§ What you need to do: Each line of data below is to be returned exactly, leaving out any picture.

§ Records for the task:
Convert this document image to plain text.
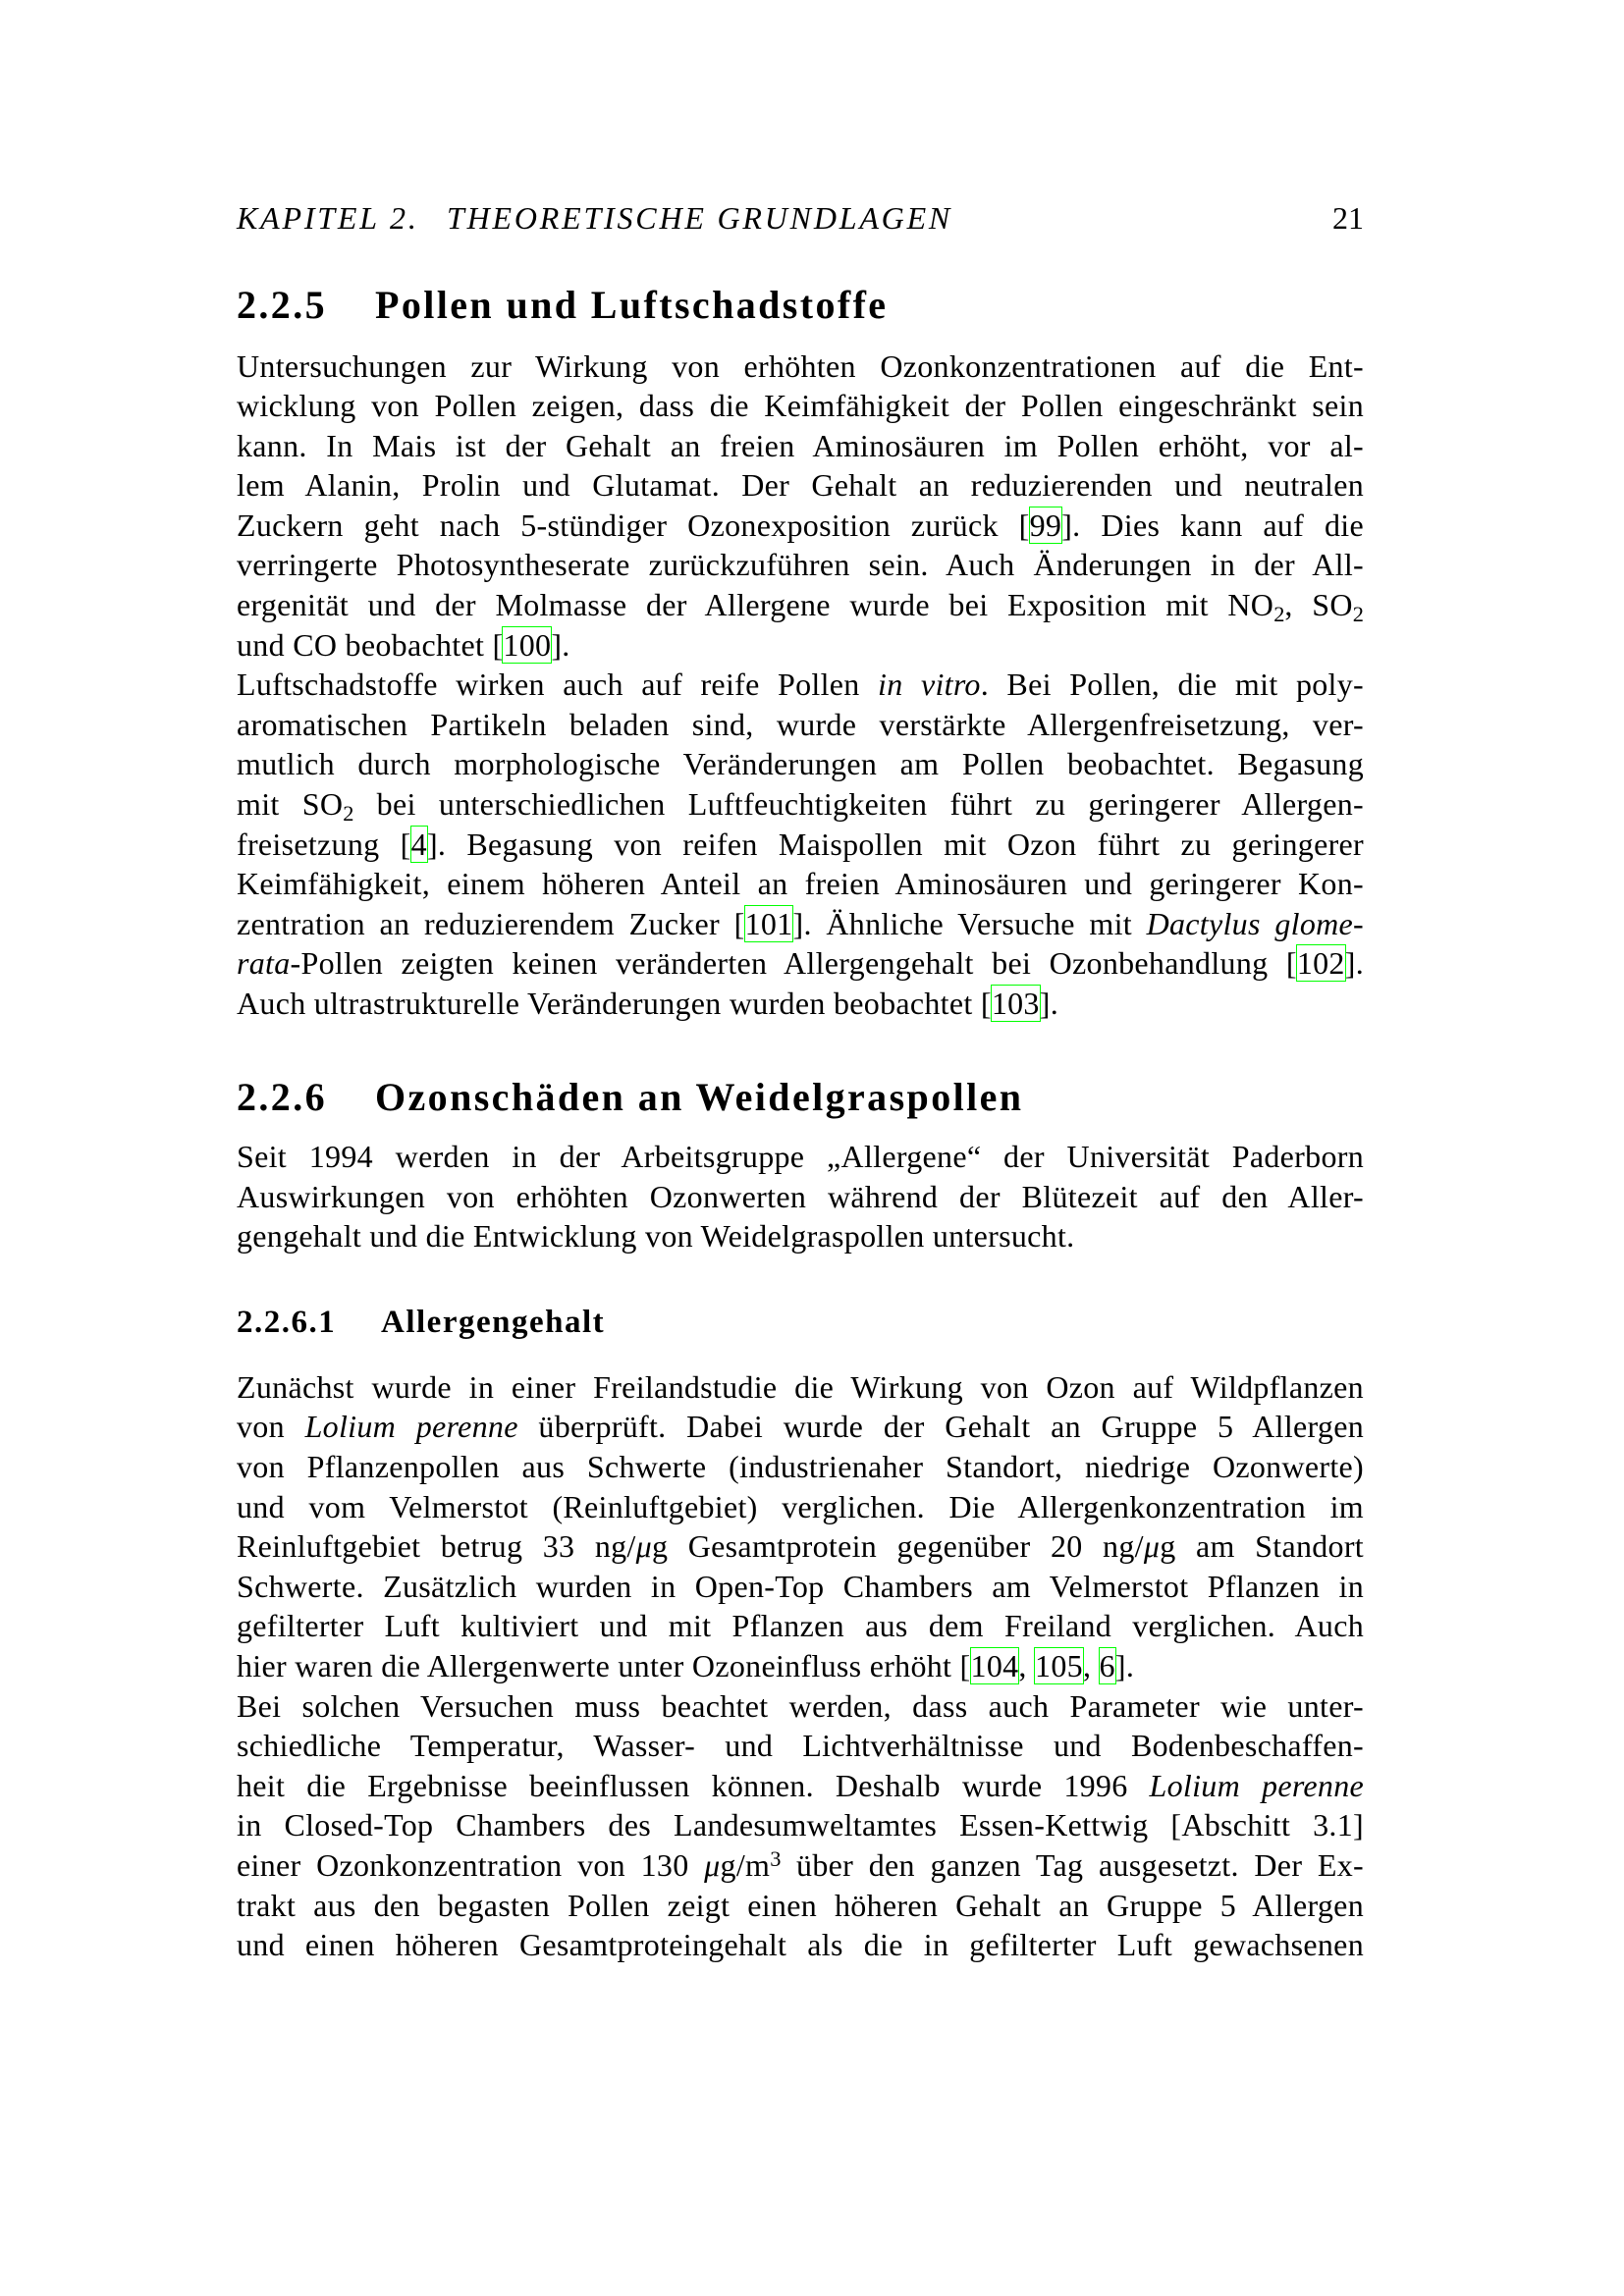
KAPITEL 2. THEORETISCHE GRUNDLAGEN	21
2.2.5 Pollen und Luftschadstoffe
Untersuchungen zur Wirkung von erhöhten Ozonkonzentrationen auf die Ent-
wicklung von Pollen zeigen, dass die Keimfähigkeit der Pollen eingeschränkt sein
kann. In Mais ist der Gehalt an freien Aminosäuren im Pollen erhöht, vor al-
lem Alanin, Prolin und Glutamat. Der Gehalt an reduzierenden und neutralen
Zuckern geht nach 5-stündiger Ozonexposition zurück [99]. Dies kann auf die
verringerte Photosyntheserate zurückzuführen sein. Auch Änderungen in der All-
ergenität und der Molmasse der Allergene wurde bei Exposition mit NO2, SO2
und CO beobachtet [100].
Luftschadstoffe wirken auch auf reife Pollen in vitro. Bei Pollen, die mit poly-
aromatischen Partikeln beladen sind, wurde verstärkte Allergenfreisetzung, ver-
mutlich durch morphologische Veränderungen am Pollen beobachtet. Begasung
mit SO2 bei unterschiedlichen Luftfeuchtigkeiten führt zu geringerer Allergen-
freisetzung [4]. Begasung von reifen Maispollen mit Ozon führt zu geringerer
Keimfähigkeit, einem höheren Anteil an freien Aminosäuren und geringerer Kon-
zentration an reduzierendem Zucker [101]. Ähnliche Versuche mit Dactylus glome-
rata-Pollen zeigten keinen veränderten Allergengehalt bei Ozonbehandlung [102].
Auch ultrastrukturelle Veränderungen wurden beobachtet [103].
2.2.6 Ozonschäden an Weidelgraspollen
Seit 1994 werden in der Arbeitsgruppe „Allergene“ der Universität Paderborn
Auswirkungen von erhöhten Ozonwerten während der Blütezeit auf den Aller-
gengehalt und die Entwicklung von Weidelgraspollen untersucht.
2.2.6.1 Allergengehalt
Zunächst wurde in einer Freilandstudie die Wirkung von Ozon auf Wildpflanzen
von Lolium perenne überprüft. Dabei wurde der Gehalt an Gruppe 5 Allergen
von Pflanzenpollen aus Schwerte (industrienaher Standort, niedrige Ozonwerte)
und vom Velmerstot (Reinluftgebiet) verglichen. Die Allergenkonzentration im
Reinluftgebiet betrug 33 ng/μg Gesamtprotein gegenüber 20 ng/μg am Standort
Schwerte. Zusätzlich wurden in Open-Top Chambers am Velmerstot Pflanzen in
gefilterter Luft kultiviert und mit Pflanzen aus dem Freiland verglichen. Auch
hier waren die Allergenwerte unter Ozoneinfluss erhöht [104, 105, 6].
Bei solchen Versuchen muss beachtet werden, dass auch Parameter wie unter-
schiedliche Temperatur, Wasser- und Lichtverhältnisse und Bodenbeschaffen-
heit die Ergebnisse beeinflussen können. Deshalb wurde 1996 Lolium perenne
in Closed-Top Chambers des Landesumweltamtes Essen-Kettwig [Abschitt 3.1]
einer Ozonkonzentration von 130 $\mu g/m^3$ über den ganzen Tag ausgesetzt. Der Ex-
trakt aus den begasten Pollen zeigt einen höheren Gehalt an Gruppe 5 Allergen
und einen höheren Gesamtproteingehalt als die in gefilterter Luft gewachsenen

§ Answer to the problem:
Convert this document image to plain text.
KAPITEL 2. THEORETISCHE GRUNDLAGEN	21
2.2.5 Pollen und Luftschadstoffe
Untersuchungen zur Wirkung von erhöhten Ozonkonzentrationen auf die Ent-
wicklung von Pollen zeigen, dass die Keimfähigkeit der Pollen eingeschränkt sein
kann. In Mais ist der Gehalt an freien Aminosäuren im Pollen erhöht, vor al-
lem Alanin, Prolin und Glutamat. Der Gehalt an reduzierenden und neutralen
Zuckern geht nach 5-stündiger Ozonexposition zurück [99]. Dies kann auf die
verringerte Photosyntheserate zurückzuführen sein. Auch Änderungen in der All-
ergenität und der Molmasse der Allergene wurde bei Exposition mit NO2, SO2
und CO beobachtet [100].
Luftschadstoffe wirken auch auf reife Pollen in vitro. Bei Pollen, die mit poly-
aromatischen Partikeln beladen sind, wurde verstärkte Allergenfreisetzung, ver-
mutlich durch morphologische Veränderungen am Pollen beobachtet. Begasung
mit SO2 bei unterschiedlichen Luftfeuchtigkeiten führt zu geringerer Allergen-
freisetzung [4]. Begasung von reifen Maispollen mit Ozon führt zu geringerer
Keimfähigkeit, einem höheren Anteil an freien Aminosäuren und geringerer Kon-
zentration an reduzierendem Zucker [101]. Ähnliche Versuche mit Dactylus glome-
rata-Pollen zeigten keinen veränderten Allergengehalt bei Ozonbehandlung [102].
Auch ultrastrukturelle Veränderungen wurden beobachtet [103].
2.2.6 Ozonschäden an Weidelgraspollen
Seit 1994 werden in der Arbeitsgruppe „Allergene“ der Universität Paderborn
Auswirkungen von erhöhten Ozonwerten während der Blütezeit auf den Aller-
gengehalt und die Entwicklung von Weidelgraspollen untersucht.
2.2.6.1 Allergengehalt
Zunächst wurde in einer Freilandstudie die Wirkung von Ozon auf Wildpflanzen
von Lolium perenne überprüft. Dabei wurde der Gehalt an Gruppe 5 Allergen
von Pflanzenpollen aus Schwerte (industrienaher Standort, niedrige Ozonwerte)
und vom Velmerstot (Reinluftgebiet) verglichen. Die Allergenkonzentration im
Reinluftgebiet betrug 33 ng/μg Gesamtprotein gegenüber 20 ng/μg am Standort
Schwerte. Zusätzlich wurden in Open-Top Chambers am Velmerstot Pflanzen in
gefilterter Luft kultiviert und mit Pflanzen aus dem Freiland verglichen. Auch
hier waren die Allergenwerte unter Ozoneinfluss erhöht [104, 105, 6].
Bei solchen Versuchen muss beachtet werden, dass auch Parameter wie unter-
schiedliche Temperatur, Wasser- und Lichtverhältnisse und Bodenbeschaffen-
heit die Ergebnisse beeinflussen können. Deshalb wurde 1996 Lolium perenne
in Closed-Top Chambers des Landesumweltamtes Essen-Kettwig [Abschitt 3.1]
einer Ozonkonzentration von 130 $\mu g/m^3$ über den ganzen Tag ausgesetzt. Der Ex-
trakt aus den begasten Pollen zeigt einen höheren Gehalt an Gruppe 5 Allergen
und einen höheren Gesamtproteingehalt als die in gefilterter Luft gewachsenen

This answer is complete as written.